Task directions:
Using the entries that follow, collect the lines where the word "name" appears.

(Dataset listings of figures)
----

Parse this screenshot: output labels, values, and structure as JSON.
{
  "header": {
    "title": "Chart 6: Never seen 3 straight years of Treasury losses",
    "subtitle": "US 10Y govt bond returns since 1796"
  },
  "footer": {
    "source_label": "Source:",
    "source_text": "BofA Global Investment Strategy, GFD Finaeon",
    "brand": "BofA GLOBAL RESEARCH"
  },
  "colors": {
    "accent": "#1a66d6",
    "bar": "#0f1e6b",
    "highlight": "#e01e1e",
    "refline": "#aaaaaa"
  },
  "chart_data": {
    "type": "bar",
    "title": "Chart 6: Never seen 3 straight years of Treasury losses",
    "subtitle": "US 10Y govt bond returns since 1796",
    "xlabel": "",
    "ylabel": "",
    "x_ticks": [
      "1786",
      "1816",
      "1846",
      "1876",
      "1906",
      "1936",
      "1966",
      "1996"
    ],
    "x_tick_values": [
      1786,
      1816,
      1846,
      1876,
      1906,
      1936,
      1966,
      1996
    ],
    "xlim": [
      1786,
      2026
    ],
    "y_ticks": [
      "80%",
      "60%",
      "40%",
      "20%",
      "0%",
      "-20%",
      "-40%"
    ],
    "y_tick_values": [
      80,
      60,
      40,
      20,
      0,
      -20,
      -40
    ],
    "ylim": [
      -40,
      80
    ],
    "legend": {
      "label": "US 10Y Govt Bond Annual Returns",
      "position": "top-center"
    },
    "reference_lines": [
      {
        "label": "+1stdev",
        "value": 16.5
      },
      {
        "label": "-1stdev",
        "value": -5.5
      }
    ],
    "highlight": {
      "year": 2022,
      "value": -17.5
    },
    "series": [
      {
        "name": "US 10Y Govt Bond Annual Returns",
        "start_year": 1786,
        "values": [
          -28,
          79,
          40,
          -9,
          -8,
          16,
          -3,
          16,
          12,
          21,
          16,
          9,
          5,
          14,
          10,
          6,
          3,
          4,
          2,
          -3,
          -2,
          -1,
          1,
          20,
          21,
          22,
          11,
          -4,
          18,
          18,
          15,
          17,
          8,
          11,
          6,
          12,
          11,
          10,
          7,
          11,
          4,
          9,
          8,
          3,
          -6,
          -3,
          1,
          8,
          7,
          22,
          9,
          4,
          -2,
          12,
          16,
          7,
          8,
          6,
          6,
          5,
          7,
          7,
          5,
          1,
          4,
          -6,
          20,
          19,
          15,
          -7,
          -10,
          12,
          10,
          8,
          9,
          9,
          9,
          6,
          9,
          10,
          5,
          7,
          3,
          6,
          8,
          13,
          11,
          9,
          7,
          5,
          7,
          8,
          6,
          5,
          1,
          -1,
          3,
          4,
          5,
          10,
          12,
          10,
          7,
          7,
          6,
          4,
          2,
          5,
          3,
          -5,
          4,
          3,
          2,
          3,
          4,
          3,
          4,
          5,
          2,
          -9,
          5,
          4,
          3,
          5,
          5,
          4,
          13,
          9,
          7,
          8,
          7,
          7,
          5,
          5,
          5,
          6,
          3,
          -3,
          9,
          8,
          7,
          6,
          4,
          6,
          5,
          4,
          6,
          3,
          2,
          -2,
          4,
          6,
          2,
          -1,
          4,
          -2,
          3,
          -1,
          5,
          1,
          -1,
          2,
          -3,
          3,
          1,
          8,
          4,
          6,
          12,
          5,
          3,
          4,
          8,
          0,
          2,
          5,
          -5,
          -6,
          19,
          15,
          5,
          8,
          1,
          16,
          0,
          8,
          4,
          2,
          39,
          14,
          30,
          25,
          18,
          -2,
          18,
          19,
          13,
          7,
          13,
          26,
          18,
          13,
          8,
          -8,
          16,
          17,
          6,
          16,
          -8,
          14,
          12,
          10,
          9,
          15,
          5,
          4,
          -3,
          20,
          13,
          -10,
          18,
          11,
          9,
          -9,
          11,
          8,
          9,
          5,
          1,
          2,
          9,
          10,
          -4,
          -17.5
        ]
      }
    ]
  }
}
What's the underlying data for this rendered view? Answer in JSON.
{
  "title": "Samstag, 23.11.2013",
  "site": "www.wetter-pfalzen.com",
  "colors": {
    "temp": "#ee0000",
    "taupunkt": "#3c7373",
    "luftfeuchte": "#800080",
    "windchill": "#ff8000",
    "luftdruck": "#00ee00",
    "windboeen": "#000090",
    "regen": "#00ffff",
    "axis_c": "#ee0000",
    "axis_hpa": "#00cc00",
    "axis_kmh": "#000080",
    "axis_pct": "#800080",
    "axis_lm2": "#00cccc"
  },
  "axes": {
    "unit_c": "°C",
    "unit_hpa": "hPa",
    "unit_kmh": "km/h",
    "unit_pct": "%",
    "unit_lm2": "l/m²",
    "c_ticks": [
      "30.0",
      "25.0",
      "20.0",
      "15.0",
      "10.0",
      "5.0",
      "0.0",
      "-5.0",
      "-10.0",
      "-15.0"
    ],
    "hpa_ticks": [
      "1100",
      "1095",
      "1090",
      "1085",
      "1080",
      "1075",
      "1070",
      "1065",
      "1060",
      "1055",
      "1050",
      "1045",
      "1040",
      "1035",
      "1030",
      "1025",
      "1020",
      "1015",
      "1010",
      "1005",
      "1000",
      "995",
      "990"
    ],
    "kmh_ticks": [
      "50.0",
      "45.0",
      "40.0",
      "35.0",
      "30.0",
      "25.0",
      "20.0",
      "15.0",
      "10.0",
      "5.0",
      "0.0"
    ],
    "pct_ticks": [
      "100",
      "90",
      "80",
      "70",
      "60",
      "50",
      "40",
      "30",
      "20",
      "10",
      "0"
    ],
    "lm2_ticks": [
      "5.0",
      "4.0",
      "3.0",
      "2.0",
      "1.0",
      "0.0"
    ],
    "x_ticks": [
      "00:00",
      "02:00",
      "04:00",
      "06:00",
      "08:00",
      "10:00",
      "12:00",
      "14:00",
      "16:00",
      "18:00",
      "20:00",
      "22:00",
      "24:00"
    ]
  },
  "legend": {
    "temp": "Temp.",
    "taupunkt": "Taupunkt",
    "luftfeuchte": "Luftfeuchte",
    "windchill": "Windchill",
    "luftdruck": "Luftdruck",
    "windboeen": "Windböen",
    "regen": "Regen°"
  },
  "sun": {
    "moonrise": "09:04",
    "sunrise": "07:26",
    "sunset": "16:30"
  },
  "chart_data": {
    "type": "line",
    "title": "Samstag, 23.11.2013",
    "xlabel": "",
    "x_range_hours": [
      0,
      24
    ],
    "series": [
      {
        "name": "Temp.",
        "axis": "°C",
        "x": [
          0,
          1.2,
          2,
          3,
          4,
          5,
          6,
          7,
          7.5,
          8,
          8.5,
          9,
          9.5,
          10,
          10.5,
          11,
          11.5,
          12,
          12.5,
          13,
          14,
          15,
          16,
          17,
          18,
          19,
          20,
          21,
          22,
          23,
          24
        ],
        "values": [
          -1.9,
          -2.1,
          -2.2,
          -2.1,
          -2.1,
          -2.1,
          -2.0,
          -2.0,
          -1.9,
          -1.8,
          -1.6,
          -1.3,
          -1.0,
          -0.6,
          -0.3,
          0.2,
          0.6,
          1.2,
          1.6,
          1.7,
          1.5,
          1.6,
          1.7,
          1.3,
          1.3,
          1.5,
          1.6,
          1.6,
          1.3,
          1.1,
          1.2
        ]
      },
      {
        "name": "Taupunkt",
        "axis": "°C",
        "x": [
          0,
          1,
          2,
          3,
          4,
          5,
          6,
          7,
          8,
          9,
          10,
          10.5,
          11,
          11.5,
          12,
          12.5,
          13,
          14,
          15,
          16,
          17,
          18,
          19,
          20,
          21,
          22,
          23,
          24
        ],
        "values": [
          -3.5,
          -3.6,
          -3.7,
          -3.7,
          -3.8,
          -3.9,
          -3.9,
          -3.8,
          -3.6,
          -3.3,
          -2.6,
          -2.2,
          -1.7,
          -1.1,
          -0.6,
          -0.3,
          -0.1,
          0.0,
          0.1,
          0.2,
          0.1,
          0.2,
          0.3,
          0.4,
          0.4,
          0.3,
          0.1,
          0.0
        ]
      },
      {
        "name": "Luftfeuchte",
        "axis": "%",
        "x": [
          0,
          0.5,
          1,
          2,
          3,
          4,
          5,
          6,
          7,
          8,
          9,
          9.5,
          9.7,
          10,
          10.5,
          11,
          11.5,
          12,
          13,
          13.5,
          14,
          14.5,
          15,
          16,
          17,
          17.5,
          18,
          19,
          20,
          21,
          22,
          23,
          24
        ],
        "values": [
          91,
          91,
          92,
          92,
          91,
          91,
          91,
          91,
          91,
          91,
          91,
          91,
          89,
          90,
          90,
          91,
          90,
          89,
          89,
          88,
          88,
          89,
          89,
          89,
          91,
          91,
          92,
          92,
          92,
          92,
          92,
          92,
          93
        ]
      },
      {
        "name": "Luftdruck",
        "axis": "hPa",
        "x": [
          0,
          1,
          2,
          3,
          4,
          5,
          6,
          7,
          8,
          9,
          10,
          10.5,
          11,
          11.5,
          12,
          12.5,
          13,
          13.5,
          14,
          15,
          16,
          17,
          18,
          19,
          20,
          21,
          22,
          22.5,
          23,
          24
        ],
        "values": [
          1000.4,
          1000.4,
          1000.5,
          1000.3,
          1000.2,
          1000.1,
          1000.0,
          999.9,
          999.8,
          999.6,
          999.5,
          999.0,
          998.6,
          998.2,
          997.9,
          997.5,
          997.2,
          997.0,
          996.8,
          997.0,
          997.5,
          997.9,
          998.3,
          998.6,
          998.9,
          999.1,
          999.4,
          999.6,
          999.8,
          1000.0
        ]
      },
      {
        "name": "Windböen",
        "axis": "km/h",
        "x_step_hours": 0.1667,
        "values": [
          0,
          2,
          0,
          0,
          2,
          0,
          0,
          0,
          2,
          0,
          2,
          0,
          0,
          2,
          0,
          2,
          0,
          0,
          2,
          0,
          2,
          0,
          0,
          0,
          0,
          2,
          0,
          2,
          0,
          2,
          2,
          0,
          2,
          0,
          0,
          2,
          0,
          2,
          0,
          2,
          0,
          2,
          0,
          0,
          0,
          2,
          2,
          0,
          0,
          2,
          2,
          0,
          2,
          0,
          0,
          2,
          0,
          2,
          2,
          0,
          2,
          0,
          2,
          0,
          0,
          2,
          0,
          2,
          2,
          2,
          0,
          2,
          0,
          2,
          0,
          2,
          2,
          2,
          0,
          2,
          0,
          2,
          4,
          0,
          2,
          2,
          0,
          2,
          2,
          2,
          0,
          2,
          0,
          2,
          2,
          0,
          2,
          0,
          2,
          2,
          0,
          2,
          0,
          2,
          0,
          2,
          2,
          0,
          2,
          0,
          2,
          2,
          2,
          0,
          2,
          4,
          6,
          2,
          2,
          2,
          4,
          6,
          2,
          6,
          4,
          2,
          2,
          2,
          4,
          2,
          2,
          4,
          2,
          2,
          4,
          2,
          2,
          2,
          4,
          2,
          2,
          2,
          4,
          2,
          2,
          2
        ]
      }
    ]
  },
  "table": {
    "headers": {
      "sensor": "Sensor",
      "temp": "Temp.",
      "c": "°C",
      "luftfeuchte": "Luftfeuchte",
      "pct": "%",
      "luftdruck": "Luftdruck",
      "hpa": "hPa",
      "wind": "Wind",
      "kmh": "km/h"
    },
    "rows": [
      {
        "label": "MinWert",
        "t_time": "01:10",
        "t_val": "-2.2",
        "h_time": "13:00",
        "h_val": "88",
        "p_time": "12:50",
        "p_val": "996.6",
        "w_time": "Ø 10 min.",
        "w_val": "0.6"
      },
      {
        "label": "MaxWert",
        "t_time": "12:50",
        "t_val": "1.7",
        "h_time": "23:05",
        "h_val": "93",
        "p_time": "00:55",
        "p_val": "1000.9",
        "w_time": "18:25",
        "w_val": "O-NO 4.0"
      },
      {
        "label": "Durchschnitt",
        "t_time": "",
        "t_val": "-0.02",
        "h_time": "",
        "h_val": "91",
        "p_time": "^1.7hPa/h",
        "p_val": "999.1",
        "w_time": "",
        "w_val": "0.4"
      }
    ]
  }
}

----

Task output:
        "name": "US 10Y Govt Bond Annual Returns",
        "name": "Temp.",
        "name": "Taupunkt",
        "name": "Luftfeuchte",
        "name": "Luftdruck",
        "name": "Windböen",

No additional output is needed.